> _TRECHO SELECIONADO_:
* * *

As matérias no Brasil,publicadas pela Folha de São Paulo,dão conta de depoimentos de alunos,professores,gestores e pais sobre o tema. E como eu previa: todos estão felizes. Sim,mesmo os estudantes,que após um compreensível e previsível período de abstinência,reclamação e atos de resistência,se habituam e então começam a gostar. Gostam porque voltam a brincar,a conversar entre si,a falar de outras coisas senão bobagens inúteis e fofocas de celebridades.

Um estudante da rede municipal do Rio de Janeiro – que baniu,por lei,os celulares nas escolas da prefeitura no início deste ano,tanto nas aulas quanto nos intervalos – disse que no início foi ruim,mas que agora gosta da medida. "Antes de ser proibido,a gente sempre ficava jogando um contra o outro,na aula e no recreio,conversando na rede social,vendo vídeos,apostando em bets e no tigrinho.” Agora consegue prestar a atenção nas aulas e suas notas melhoraram,deram um salto surpreendente. De uma nota perto da reprovação,em poucos meses atingiu o conceito logo abaixo da nota máxima.

* * *

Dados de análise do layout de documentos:
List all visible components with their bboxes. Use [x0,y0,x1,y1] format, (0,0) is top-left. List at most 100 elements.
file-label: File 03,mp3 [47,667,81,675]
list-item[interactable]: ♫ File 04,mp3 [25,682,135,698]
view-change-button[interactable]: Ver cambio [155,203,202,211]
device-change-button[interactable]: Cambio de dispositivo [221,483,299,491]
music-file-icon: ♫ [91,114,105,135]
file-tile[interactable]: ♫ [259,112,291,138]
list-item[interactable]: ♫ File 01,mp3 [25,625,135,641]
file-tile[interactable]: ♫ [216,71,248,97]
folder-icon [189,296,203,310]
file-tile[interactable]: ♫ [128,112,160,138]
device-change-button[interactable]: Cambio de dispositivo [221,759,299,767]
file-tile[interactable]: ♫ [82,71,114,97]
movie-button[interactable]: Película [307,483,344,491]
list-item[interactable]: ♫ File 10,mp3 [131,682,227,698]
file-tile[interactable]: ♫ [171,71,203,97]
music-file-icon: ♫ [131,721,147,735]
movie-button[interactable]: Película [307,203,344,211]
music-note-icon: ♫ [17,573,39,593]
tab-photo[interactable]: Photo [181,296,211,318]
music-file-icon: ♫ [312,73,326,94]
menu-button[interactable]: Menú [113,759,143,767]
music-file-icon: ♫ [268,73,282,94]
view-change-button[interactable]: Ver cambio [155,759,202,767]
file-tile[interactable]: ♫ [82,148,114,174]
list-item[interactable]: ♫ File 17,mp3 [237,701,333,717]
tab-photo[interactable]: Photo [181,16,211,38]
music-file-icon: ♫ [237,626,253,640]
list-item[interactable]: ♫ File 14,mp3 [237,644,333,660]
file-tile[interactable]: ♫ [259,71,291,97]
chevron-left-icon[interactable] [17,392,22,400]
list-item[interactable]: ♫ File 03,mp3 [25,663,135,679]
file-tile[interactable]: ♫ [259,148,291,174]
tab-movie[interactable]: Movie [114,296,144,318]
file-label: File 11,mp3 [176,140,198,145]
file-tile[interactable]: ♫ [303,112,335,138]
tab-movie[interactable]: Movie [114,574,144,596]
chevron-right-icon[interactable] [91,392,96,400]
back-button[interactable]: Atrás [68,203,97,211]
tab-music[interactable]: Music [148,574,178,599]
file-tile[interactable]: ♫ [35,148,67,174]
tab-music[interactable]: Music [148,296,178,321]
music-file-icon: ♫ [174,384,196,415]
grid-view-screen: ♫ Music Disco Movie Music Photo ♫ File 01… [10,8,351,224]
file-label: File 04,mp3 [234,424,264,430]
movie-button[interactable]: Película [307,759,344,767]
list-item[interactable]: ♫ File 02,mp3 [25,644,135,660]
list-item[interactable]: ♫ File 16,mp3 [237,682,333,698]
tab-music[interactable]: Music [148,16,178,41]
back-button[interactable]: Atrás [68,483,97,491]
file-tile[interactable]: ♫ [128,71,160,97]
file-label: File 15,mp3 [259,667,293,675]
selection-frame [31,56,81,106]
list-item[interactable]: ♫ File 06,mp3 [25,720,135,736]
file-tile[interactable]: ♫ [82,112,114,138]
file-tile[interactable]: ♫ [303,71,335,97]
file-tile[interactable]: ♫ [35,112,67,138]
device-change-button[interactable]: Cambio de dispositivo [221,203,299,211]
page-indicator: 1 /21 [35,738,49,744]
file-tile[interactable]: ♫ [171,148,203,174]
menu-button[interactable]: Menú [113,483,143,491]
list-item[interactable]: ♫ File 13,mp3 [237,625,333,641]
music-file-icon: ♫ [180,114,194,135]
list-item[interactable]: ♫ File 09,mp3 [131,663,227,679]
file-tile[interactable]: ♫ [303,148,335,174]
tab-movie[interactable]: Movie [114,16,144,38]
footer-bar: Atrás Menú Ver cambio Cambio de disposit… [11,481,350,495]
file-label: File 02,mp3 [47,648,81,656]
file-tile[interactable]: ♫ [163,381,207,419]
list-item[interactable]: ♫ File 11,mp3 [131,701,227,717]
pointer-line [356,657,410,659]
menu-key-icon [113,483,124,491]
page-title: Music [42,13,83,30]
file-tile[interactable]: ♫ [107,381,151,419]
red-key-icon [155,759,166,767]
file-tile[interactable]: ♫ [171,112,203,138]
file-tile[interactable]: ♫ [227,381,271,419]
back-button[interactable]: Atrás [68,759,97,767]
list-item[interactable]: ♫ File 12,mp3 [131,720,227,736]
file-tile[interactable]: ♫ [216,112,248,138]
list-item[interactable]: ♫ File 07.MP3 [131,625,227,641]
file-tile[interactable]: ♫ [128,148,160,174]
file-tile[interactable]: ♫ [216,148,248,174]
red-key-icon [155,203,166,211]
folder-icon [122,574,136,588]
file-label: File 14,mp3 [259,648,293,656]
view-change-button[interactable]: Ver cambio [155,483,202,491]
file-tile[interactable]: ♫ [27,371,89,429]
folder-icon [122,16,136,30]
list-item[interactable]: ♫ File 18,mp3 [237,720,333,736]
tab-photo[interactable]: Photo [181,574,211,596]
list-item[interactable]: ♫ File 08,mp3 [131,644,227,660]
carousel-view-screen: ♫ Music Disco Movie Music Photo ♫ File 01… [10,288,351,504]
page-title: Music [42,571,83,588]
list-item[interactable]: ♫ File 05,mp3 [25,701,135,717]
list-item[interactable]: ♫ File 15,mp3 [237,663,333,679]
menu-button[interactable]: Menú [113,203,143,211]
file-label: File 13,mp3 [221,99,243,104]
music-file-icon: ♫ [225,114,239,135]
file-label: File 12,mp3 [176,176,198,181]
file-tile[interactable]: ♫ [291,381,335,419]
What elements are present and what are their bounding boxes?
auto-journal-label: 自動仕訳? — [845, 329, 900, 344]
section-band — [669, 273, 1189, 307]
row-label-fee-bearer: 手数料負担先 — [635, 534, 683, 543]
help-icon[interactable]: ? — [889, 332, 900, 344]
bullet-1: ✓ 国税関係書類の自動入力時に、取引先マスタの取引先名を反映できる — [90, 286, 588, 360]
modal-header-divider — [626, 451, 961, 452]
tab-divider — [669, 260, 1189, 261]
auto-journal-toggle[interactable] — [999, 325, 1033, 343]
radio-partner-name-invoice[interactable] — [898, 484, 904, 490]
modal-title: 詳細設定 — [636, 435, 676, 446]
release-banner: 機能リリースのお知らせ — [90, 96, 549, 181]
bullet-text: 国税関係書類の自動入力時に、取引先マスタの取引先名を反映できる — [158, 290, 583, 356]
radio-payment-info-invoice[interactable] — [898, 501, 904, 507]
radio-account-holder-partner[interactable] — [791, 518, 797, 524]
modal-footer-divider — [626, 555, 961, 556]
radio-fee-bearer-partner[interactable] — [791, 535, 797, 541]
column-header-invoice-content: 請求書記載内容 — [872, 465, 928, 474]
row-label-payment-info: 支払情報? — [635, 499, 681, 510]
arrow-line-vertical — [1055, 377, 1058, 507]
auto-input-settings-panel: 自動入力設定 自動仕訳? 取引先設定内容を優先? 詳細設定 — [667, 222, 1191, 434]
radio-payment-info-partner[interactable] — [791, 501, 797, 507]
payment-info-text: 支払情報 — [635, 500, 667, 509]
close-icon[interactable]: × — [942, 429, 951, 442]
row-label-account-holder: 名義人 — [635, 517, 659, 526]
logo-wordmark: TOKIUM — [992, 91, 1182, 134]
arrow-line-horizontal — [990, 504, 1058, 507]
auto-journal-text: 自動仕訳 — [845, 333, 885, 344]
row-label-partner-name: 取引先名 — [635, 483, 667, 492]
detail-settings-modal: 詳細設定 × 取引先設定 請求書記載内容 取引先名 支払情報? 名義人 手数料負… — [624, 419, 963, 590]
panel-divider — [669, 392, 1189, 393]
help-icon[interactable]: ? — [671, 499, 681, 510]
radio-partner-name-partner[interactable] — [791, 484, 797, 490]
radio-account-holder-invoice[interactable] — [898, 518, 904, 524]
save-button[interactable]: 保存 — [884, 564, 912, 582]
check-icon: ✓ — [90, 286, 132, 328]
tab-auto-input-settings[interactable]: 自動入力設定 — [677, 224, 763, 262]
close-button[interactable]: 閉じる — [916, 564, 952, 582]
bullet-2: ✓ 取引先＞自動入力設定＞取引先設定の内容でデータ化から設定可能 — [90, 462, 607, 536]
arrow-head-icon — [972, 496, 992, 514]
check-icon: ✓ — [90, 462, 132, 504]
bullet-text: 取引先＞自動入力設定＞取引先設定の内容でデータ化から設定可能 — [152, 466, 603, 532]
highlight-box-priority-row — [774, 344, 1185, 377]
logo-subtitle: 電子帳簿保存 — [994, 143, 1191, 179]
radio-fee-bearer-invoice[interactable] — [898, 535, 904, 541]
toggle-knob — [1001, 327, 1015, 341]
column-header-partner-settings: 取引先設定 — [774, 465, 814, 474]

* * *

> _REQUISITO_: Segundo o trecho sobre celulares nas escolas, em quais momentos a lei da prefeitura do Rio de Janeiro proibiu os celulares? Baseie-se somente no trecho.

> _SOLUÇÃO PROPOSTA_: Tanto nas aulas quanto nos intervalos.